(Entries from a dataset)
============================================================

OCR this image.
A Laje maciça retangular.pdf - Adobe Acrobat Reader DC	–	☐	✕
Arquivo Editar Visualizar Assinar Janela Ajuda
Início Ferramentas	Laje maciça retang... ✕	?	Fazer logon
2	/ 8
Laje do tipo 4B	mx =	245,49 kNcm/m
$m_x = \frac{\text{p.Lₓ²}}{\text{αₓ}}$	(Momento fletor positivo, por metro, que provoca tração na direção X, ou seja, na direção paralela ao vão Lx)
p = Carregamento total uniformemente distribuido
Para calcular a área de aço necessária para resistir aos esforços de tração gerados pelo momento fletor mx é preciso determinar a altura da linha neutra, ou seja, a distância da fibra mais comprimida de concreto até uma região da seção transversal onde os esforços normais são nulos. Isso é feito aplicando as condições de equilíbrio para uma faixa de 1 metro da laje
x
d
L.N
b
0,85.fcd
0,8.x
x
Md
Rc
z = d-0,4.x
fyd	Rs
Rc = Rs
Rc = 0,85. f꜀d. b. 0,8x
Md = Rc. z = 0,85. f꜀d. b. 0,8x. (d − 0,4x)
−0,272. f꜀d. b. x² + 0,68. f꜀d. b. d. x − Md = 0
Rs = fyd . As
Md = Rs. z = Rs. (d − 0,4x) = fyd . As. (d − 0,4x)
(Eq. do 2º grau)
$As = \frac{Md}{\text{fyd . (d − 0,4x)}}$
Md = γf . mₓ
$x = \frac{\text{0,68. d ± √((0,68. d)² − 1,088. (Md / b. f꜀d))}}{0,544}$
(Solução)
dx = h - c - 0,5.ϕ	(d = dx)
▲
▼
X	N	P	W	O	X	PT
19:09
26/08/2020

============================================================

Gather each line holding the string "seja".

Task answer ->
$m_x = \frac{\text{p.Lₓ²}}{\text{αₓ}}$	(Momento fletor positivo, por metro, que provoca tração na direção X, ou seja, na direção paralela ao vão Lx)
Para calcular a área de aço necessária para resistir aos esforços de tração gerados pelo momento fletor mx é preciso determinar a altura da linha neutra, ou seja, a distância da fibra mais comprimida de concreto até uma região da seção transversal onde os esforços normais são nulos. Isso é feito aplicando as condições de equilíbrio para uma faixa de 1 metro da laje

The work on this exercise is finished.